-- start Records to use --

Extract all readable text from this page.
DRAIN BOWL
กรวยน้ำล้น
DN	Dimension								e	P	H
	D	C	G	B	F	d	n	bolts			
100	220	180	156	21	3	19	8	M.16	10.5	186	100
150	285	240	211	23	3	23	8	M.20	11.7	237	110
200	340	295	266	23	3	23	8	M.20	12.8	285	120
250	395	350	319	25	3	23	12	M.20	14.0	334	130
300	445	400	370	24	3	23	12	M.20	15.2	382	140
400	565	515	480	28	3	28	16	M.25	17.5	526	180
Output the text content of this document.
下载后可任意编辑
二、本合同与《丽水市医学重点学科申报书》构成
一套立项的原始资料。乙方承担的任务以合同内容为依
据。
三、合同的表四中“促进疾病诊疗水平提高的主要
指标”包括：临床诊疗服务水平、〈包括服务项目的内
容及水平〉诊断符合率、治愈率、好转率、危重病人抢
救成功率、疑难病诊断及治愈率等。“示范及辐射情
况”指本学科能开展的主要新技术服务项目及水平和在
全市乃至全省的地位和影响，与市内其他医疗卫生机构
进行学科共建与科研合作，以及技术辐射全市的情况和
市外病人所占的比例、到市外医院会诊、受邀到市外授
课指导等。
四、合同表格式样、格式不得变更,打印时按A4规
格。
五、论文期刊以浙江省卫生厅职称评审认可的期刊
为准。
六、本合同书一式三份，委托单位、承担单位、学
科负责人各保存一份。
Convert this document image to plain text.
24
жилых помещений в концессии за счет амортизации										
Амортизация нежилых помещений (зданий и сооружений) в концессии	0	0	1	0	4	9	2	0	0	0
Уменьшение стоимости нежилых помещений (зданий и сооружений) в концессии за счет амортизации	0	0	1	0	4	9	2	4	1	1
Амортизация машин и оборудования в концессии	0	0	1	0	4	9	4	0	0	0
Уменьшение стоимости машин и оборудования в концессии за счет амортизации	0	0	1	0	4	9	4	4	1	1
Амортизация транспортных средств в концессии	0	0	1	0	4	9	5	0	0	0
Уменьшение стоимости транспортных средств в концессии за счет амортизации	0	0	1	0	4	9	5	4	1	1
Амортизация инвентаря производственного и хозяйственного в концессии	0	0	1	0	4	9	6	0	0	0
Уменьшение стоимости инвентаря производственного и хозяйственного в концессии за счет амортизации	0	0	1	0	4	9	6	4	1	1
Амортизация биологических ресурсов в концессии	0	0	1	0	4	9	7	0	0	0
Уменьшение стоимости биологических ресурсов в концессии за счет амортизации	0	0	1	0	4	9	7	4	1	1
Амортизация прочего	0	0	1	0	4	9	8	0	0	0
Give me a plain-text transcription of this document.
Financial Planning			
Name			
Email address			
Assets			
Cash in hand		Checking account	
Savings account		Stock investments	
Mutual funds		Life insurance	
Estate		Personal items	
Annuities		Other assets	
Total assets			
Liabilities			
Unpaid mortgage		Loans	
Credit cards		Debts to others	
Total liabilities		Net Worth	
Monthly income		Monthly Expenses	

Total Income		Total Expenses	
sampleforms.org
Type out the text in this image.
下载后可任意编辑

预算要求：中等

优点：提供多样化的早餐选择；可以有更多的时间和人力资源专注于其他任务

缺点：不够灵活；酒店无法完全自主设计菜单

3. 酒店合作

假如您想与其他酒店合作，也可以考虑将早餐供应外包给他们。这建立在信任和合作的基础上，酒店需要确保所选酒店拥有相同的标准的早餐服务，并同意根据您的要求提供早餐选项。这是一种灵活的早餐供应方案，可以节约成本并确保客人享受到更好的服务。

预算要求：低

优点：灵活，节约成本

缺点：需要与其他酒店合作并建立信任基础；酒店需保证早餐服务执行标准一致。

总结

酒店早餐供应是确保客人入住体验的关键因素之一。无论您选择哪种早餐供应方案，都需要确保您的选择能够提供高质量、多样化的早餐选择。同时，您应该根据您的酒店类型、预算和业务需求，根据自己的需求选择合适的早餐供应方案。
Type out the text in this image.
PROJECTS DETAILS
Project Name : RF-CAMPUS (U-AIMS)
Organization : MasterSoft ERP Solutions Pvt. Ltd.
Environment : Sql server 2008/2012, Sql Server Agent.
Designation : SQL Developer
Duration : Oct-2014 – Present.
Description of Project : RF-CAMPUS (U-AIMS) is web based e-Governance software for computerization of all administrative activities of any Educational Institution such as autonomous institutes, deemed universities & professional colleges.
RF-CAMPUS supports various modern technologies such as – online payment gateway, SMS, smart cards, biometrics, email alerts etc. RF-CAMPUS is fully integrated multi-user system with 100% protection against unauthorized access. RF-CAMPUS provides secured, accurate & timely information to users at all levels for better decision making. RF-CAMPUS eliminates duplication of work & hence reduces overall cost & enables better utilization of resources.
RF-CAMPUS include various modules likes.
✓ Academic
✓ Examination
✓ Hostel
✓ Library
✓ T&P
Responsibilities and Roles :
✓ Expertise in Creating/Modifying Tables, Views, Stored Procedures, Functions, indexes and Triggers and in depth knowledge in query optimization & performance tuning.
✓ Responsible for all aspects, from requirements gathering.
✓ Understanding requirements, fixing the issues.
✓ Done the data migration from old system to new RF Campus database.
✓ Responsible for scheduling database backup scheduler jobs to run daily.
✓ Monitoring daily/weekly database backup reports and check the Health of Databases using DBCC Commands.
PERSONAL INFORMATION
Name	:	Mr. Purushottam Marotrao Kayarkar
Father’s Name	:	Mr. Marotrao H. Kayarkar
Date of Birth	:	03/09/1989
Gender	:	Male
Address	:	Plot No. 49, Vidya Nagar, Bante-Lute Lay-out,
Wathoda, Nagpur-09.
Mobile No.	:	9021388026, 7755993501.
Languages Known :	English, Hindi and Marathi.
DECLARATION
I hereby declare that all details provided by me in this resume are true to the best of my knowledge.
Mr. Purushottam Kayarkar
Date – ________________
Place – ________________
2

-- end Records to use --

> **Given request**
Write the listing out again, exactly as shown above.

> **Exercise response**
Extract all readable text from this page.
DRAIN BOWL
กรวยน้ำล้น
DN	Dimension								e	P	H
	D	C	G	B	F	d	n	bolts			
100	220	180	156	21	3	19	8	M.16	10.5	186	100
150	285	240	211	23	3	23	8	M.20	11.7	237	110
200	340	295	266	23	3	23	8	M.20	12.8	285	120
250	395	350	319	25	3	23	12	M.20	14.0	334	130
300	445	400	370	24	3	23	12	M.20	15.2	382	140
400	565	515	480	28	3	28	16	M.25	17.5	526	180
Output the text content of this document.
下载后可任意编辑
二、本合同与《丽水市医学重点学科申报书》构成
一套立项的原始资料。乙方承担的任务以合同内容为依
据。
三、合同的表四中“促进疾病诊疗水平提高的主要
指标”包括：临床诊疗服务水平、〈包括服务项目的内
容及水平〉诊断符合率、治愈率、好转率、危重病人抢
救成功率、疑难病诊断及治愈率等。“示范及辐射情
况”指本学科能开展的主要新技术服务项目及水平和在
全市乃至全省的地位和影响，与市内其他医疗卫生机构
进行学科共建与科研合作，以及技术辐射全市的情况和
市外病人所占的比例、到市外医院会诊、受邀到市外授
课指导等。
四、合同表格式样、格式不得变更,打印时按A4规
格。
五、论文期刊以浙江省卫生厅职称评审认可的期刊
为准。
六、本合同书一式三份，委托单位、承担单位、学
科负责人各保存一份。
Convert this document image to plain text.
24
жилых помещений в концессии за счет амортизации										
Амортизация нежилых помещений (зданий и сооружений) в концессии	0	0	1	0	4	9	2	0	0	0
Уменьшение стоимости нежилых помещений (зданий и сооружений) в концессии за счет амортизации	0	0	1	0	4	9	2	4	1	1
Амортизация машин и оборудования в концессии	0	0	1	0	4	9	4	0	0	0
Уменьшение стоимости машин и оборудования в концессии за счет амортизации	0	0	1	0	4	9	4	4	1	1
Амортизация транспортных средств в концессии	0	0	1	0	4	9	5	0	0	0
Уменьшение стоимости транспортных средств в концессии за счет амортизации	0	0	1	0	4	9	5	4	1	1
Амортизация инвентаря производственного и хозяйственного в концессии	0	0	1	0	4	9	6	0	0	0
Уменьшение стоимости инвентаря производственного и хозяйственного в концессии за счет амортизации	0	0	1	0	4	9	6	4	1	1
Амортизация биологических ресурсов в концессии	0	0	1	0	4	9	7	0	0	0
Уменьшение стоимости биологических ресурсов в концессии за счет амортизации	0	0	1	0	4	9	7	4	1	1
Амортизация прочего	0	0	1	0	4	9	8	0	0	0
Give me a plain-text transcription of this document.
Financial Planning			
Name			
Email address			
Assets			
Cash in hand		Checking account	
Savings account		Stock investments	
Mutual funds		Life insurance	
Estate		Personal items	
Annuities		Other assets	
Total assets			
Liabilities			
Unpaid mortgage		Loans	
Credit cards		Debts to others	
Total liabilities		Net Worth	
Monthly income		Monthly Expenses	

Total Income		Total Expenses	
sampleforms.org
Type out the text in this image.
下载后可任意编辑

预算要求：中等

优点：提供多样化的早餐选择；可以有更多的时间和人力资源专注于其他任务

缺点：不够灵活；酒店无法完全自主设计菜单

3. 酒店合作

假如您想与其他酒店合作，也可以考虑将早餐供应外包给他们。这建立在信任和合作的基础上，酒店需要确保所选酒店拥有相同的标准的早餐服务，并同意根据您的要求提供早餐选项。这是一种灵活的早餐供应方案，可以节约成本并确保客人享受到更好的服务。

预算要求：低

优点：灵活，节约成本

缺点：需要与其他酒店合作并建立信任基础；酒店需保证早餐服务执行标准一致。

总结

酒店早餐供应是确保客人入住体验的关键因素之一。无论您选择哪种早餐供应方案，都需要确保您的选择能够提供高质量、多样化的早餐选择。同时，您应该根据您的酒店类型、预算和业务需求，根据自己的需求选择合适的早餐供应方案。
Type out the text in this image.
PROJECTS DETAILS
Project Name : RF-CAMPUS (U-AIMS)
Organization : MasterSoft ERP Solutions Pvt. Ltd.
Environment : Sql server 2008/2012, Sql Server Agent.
Designation : SQL Developer
Duration : Oct-2014 – Present.
Description of Project : RF-CAMPUS (U-AIMS) is web based e-Governance software for computerization of all administrative activities of any Educational Institution such as autonomous institutes, deemed universities & professional colleges.
RF-CAMPUS supports various modern technologies such as – online payment gateway, SMS, smart cards, biometrics, email alerts etc. RF-CAMPUS is fully integrated multi-user system with 100% protection against unauthorized access. RF-CAMPUS provides secured, accurate & timely information to users at all levels for better decision making. RF-CAMPUS eliminates duplication of work & hence reduces overall cost & enables better utilization of resources.
RF-CAMPUS include various modules likes.
✓ Academic
✓ Examination
✓ Hostel
✓ Library
✓ T&P
Responsibilities and Roles :
✓ Expertise in Creating/Modifying Tables, Views, Stored Procedures, Functions, indexes and Triggers and in depth knowledge in query optimization & performance tuning.
✓ Responsible for all aspects, from requirements gathering.
✓ Understanding requirements, fixing the issues.
✓ Done the data migration from old system to new RF Campus database.
✓ Responsible for scheduling database backup scheduler jobs to run daily.
✓ Monitoring daily/weekly database backup reports and check the Health of Databases using DBCC Commands.
PERSONAL INFORMATION
Name	:	Mr. Purushottam Marotrao Kayarkar
Father’s Name	:	Mr. Marotrao H. Kayarkar
Date of Birth	:	03/09/1989
Gender	:	Male
Address	:	Plot No. 49, Vidya Nagar, Bante-Lute Lay-out,
Wathoda, Nagpur-09.
Mobile No.	:	9021388026, 7755993501.
Languages Known :	English, Hindi and Marathi.
DECLARATION
I hereby declare that all details provided by me in this resume are true to the best of my knowledge.
Mr. Purushottam Kayarkar
Date – ________________
Place – ________________
2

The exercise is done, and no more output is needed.